Figure record extracts

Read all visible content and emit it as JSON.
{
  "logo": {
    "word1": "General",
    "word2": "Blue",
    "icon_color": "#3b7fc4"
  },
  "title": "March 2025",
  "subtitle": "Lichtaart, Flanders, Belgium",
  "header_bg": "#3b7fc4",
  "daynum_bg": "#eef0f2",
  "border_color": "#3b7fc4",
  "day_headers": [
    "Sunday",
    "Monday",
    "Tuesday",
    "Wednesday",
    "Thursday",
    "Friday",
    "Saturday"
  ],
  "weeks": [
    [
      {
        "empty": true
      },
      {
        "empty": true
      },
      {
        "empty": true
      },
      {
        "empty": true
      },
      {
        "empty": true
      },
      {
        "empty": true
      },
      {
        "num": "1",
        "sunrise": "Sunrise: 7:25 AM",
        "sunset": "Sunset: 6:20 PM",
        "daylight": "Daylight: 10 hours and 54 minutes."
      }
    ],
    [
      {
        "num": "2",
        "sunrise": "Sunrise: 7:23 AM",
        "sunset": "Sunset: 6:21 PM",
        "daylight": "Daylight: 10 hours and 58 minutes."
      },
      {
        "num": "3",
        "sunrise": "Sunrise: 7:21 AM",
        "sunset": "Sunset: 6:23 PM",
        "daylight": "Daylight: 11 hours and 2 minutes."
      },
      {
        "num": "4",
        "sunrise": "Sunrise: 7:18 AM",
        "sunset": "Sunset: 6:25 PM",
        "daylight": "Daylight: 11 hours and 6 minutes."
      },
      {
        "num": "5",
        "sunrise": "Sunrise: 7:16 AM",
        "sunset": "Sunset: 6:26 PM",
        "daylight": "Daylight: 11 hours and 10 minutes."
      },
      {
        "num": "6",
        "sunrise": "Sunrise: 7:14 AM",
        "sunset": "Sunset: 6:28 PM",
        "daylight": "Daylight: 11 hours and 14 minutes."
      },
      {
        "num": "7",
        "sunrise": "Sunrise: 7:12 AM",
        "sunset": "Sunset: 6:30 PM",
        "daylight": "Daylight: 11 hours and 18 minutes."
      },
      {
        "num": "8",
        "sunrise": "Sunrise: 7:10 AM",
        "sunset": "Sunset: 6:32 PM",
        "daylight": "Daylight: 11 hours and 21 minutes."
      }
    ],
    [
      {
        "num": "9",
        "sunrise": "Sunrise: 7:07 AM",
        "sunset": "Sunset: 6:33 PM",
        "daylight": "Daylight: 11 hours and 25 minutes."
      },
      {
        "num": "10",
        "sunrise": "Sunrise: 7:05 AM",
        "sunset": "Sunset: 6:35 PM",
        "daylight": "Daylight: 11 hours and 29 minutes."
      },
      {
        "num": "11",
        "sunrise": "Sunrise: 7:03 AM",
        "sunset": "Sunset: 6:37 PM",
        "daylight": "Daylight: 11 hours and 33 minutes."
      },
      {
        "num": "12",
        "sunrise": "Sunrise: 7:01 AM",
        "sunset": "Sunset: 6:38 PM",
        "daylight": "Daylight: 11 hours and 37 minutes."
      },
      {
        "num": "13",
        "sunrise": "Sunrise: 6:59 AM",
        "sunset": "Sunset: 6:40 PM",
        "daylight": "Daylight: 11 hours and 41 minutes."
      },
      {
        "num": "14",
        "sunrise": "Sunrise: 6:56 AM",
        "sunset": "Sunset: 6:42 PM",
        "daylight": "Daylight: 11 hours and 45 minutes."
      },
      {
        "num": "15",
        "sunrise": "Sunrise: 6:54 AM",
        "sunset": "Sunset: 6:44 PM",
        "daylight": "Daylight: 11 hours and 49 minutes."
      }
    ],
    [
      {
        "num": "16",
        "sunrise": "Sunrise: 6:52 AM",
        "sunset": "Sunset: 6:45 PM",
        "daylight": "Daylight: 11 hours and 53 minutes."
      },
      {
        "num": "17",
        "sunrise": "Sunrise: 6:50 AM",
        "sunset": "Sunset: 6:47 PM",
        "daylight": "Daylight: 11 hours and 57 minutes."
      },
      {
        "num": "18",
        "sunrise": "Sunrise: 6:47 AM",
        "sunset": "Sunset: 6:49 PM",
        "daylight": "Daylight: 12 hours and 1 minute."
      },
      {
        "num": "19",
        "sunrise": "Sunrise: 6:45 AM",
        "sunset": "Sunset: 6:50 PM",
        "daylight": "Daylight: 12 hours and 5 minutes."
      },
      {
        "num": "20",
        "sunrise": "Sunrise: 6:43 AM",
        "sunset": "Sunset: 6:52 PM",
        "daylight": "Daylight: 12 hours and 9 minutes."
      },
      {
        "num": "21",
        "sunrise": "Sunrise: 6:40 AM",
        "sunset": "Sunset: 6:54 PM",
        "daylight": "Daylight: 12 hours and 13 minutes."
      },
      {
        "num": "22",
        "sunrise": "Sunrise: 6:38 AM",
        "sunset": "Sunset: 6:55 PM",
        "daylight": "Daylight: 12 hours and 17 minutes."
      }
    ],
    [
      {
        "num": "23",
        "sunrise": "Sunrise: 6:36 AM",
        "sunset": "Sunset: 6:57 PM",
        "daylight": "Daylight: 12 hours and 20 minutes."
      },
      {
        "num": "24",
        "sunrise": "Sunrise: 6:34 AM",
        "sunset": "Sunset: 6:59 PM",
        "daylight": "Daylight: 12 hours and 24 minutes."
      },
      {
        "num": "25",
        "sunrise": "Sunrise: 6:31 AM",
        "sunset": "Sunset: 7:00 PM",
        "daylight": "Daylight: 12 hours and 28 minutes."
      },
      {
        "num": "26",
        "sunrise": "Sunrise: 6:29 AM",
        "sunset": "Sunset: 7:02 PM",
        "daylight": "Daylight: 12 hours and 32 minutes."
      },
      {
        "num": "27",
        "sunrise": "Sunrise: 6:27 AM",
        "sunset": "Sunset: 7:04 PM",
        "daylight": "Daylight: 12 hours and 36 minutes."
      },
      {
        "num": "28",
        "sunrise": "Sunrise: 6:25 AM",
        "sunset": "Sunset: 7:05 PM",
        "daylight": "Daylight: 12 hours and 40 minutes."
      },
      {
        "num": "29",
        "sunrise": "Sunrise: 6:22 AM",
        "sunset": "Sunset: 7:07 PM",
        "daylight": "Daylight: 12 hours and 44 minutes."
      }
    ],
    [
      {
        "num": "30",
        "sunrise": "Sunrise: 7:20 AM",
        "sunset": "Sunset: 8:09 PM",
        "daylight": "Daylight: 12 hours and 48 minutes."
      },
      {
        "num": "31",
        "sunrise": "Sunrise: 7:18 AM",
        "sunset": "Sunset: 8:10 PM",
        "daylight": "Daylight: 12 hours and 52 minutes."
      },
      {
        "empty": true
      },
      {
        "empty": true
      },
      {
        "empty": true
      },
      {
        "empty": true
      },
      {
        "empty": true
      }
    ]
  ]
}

**Required task**
Write out the full listing, keeping every line exactly as it is.

**Solution for this task**
Read all visible content and emit it as JSON.
{
  "logo": {
    "word1": "General",
    "word2": "Blue",
    "icon_color": "#3b7fc4"
  },
  "title": "March 2025",
  "subtitle": "Lichtaart, Flanders, Belgium",
  "header_bg": "#3b7fc4",
  "daynum_bg": "#eef0f2",
  "border_color": "#3b7fc4",
  "day_headers": [
    "Sunday",
    "Monday",
    "Tuesday",
    "Wednesday",
    "Thursday",
    "Friday",
    "Saturday"
  ],
  "weeks": [
    [
      {
        "empty": true
      },
      {
        "empty": true
      },
      {
        "empty": true
      },
      {
        "empty": true
      },
      {
        "empty": true
      },
      {
        "empty": true
      },
      {
        "num": "1",
        "sunrise": "Sunrise: 7:25 AM",
        "sunset": "Sunset: 6:20 PM",
        "daylight": "Daylight: 10 hours and 54 minutes."
      }
    ],
    [
      {
        "num": "2",
        "sunrise": "Sunrise: 7:23 AM",
        "sunset": "Sunset: 6:21 PM",
        "daylight": "Daylight: 10 hours and 58 minutes."
      },
      {
        "num": "3",
        "sunrise": "Sunrise: 7:21 AM",
        "sunset": "Sunset: 6:23 PM",
        "daylight": "Daylight: 11 hours and 2 minutes."
      },
      {
        "num": "4",
        "sunrise": "Sunrise: 7:18 AM",
        "sunset": "Sunset: 6:25 PM",
        "daylight": "Daylight: 11 hours and 6 minutes."
      },
      {
        "num": "5",
        "sunrise": "Sunrise: 7:16 AM",
        "sunset": "Sunset: 6:26 PM",
        "daylight": "Daylight: 11 hours and 10 minutes."
      },
      {
        "num": "6",
        "sunrise": "Sunrise: 7:14 AM",
        "sunset": "Sunset: 6:28 PM",
        "daylight": "Daylight: 11 hours and 14 minutes."
      },
      {
        "num": "7",
        "sunrise": "Sunrise: 7:12 AM",
        "sunset": "Sunset: 6:30 PM",
        "daylight": "Daylight: 11 hours and 18 minutes."
      },
      {
        "num": "8",
        "sunrise": "Sunrise: 7:10 AM",
        "sunset": "Sunset: 6:32 PM",
        "daylight": "Daylight: 11 hours and 21 minutes."
      }
    ],
    [
      {
        "num": "9",
        "sunrise": "Sunrise: 7:07 AM",
        "sunset": "Sunset: 6:33 PM",
        "daylight": "Daylight: 11 hours and 25 minutes."
      },
      {
        "num": "10",
        "sunrise": "Sunrise: 7:05 AM",
        "sunset": "Sunset: 6:35 PM",
        "daylight": "Daylight: 11 hours and 29 minutes."
      },
      {
        "num": "11",
        "sunrise": "Sunrise: 7:03 AM",
        "sunset": "Sunset: 6:37 PM",
        "daylight": "Daylight: 11 hours and 33 minutes."
      },
      {
        "num": "12",
        "sunrise": "Sunrise: 7:01 AM",
        "sunset": "Sunset: 6:38 PM",
        "daylight": "Daylight: 11 hours and 37 minutes."
      },
      {
        "num": "13",
        "sunrise": "Sunrise: 6:59 AM",
        "sunset": "Sunset: 6:40 PM",
        "daylight": "Daylight: 11 hours and 41 minutes."
      },
      {
        "num": "14",
        "sunrise": "Sunrise: 6:56 AM",
        "sunset": "Sunset: 6:42 PM",
        "daylight": "Daylight: 11 hours and 45 minutes."
      },
      {
        "num": "15",
        "sunrise": "Sunrise: 6:54 AM",
        "sunset": "Sunset: 6:44 PM",
        "daylight": "Daylight: 11 hours and 49 minutes."
      }
    ],
    [
      {
        "num": "16",
        "sunrise": "Sunrise: 6:52 AM",
        "sunset": "Sunset: 6:45 PM",
        "daylight": "Daylight: 11 hours and 53 minutes."
      },
      {
        "num": "17",
        "sunrise": "Sunrise: 6:50 AM",
        "sunset": "Sunset: 6:47 PM",
        "daylight": "Daylight: 11 hours and 57 minutes."
      },
      {
        "num": "18",
        "sunrise": "Sunrise: 6:47 AM",
        "sunset": "Sunset: 6:49 PM",
        "daylight": "Daylight: 12 hours and 1 minute."
      },
      {
        "num": "19",
        "sunrise": "Sunrise: 6:45 AM",
        "sunset": "Sunset: 6:50 PM",
        "daylight": "Daylight: 12 hours and 5 minutes."
      },
      {
        "num": "20",
        "sunrise": "Sunrise: 6:43 AM",
        "sunset": "Sunset: 6:52 PM",
        "daylight": "Daylight: 12 hours and 9 minutes."
      },
      {
        "num": "21",
        "sunrise": "Sunrise: 6:40 AM",
        "sunset": "Sunset: 6:54 PM",
        "daylight": "Daylight: 12 hours and 13 minutes."
      },
      {
        "num": "22",
        "sunrise": "Sunrise: 6:38 AM",
        "sunset": "Sunset: 6:55 PM",
        "daylight": "Daylight: 12 hours and 17 minutes."
      }
    ],
    [
      {
        "num": "23",
        "sunrise": "Sunrise: 6:36 AM",
        "sunset": "Sunset: 6:57 PM",
        "daylight": "Daylight: 12 hours and 20 minutes."
      },
      {
        "num": "24",
        "sunrise": "Sunrise: 6:34 AM",
        "sunset": "Sunset: 6:59 PM",
        "daylight": "Daylight: 12 hours and 24 minutes."
      },
      {
        "num": "25",
        "sunrise": "Sunrise: 6:31 AM",
        "sunset": "Sunset: 7:00 PM",
        "daylight": "Daylight: 12 hours and 28 minutes."
      },
      {
        "num": "26",
        "sunrise": "Sunrise: 6:29 AM",
        "sunset": "Sunset: 7:02 PM",
        "daylight": "Daylight: 12 hours and 32 minutes."
      },
      {
        "num": "27",
        "sunrise": "Sunrise: 6:27 AM",
        "sunset": "Sunset: 7:04 PM",
        "daylight": "Daylight: 12 hours and 36 minutes."
      },
      {
        "num": "28",
        "sunrise": "Sunrise: 6:25 AM",
        "sunset": "Sunset: 7:05 PM",
        "daylight": "Daylight: 12 hours and 40 minutes."
      },
      {
        "num": "29",
        "sunrise": "Sunrise: 6:22 AM",
        "sunset": "Sunset: 7:07 PM",
        "daylight": "Daylight: 12 hours and 44 minutes."
      }
    ],
    [
      {
        "num": "30",
        "sunrise": "Sunrise: 7:20 AM",
        "sunset": "Sunset: 8:09 PM",
        "daylight": "Daylight: 12 hours and 48 minutes."
      },
      {
        "num": "31",
        "sunrise": "Sunrise: 7:18 AM",
        "sunset": "Sunset: 8:10 PM",
        "daylight": "Daylight: 12 hours and 52 minutes."
      },
      {
        "empty": true
      },
      {
        "empty": true
      },
      {
        "empty": true
      },
      {
        "empty": true
      },
      {
        "empty": true
      }
    ]
  ]
}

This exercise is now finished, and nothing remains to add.